(Stored dataset items)
—————
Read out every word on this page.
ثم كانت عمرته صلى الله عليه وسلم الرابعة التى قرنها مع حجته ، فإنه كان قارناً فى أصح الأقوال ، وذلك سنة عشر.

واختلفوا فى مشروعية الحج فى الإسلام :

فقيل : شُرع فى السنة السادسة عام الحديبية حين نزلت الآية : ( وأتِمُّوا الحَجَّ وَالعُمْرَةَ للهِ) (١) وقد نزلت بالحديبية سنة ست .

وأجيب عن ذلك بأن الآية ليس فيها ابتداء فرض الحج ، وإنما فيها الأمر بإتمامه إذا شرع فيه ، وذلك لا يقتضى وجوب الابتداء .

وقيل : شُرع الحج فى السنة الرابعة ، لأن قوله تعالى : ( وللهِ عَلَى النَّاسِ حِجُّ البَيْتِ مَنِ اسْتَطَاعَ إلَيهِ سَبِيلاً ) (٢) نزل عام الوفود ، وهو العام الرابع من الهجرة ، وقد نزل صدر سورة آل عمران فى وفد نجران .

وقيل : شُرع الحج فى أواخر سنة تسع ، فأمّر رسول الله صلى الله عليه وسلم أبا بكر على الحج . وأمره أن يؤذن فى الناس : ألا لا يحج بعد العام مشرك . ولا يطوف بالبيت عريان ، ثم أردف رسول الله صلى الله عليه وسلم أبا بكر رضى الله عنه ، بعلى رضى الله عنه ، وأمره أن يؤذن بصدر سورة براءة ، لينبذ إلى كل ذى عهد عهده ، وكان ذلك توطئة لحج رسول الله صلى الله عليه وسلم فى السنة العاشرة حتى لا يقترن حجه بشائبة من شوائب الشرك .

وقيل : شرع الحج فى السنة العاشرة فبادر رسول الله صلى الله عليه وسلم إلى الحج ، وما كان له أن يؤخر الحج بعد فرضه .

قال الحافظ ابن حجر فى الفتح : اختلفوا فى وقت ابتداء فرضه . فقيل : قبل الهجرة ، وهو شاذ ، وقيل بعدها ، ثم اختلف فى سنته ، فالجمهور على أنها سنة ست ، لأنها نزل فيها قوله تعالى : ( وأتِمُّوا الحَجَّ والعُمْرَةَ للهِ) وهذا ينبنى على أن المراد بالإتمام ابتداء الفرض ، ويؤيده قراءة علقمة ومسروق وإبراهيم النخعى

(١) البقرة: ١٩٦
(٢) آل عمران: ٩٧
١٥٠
—————
**YOUR INSTRUCTIONS**
Read the data above and pull out each line that holds the string "الآية".

**FINAL ANSWER**
فقيل : شُرع فى السنة السادسة عام الحديبية حين نزلت الآية : ( وأتِمُّوا الحَجَّ وَالعُمْرَةَ للهِ) (١) وقد نزلت بالحديبية سنة ست .
وأجيب عن ذلك بأن الآية ليس فيها ابتداء فرض الحج ، وإنما فيها الأمر بإتمامه إذا شرع فيه ، وذلك لا يقتضى وجوب الابتداء .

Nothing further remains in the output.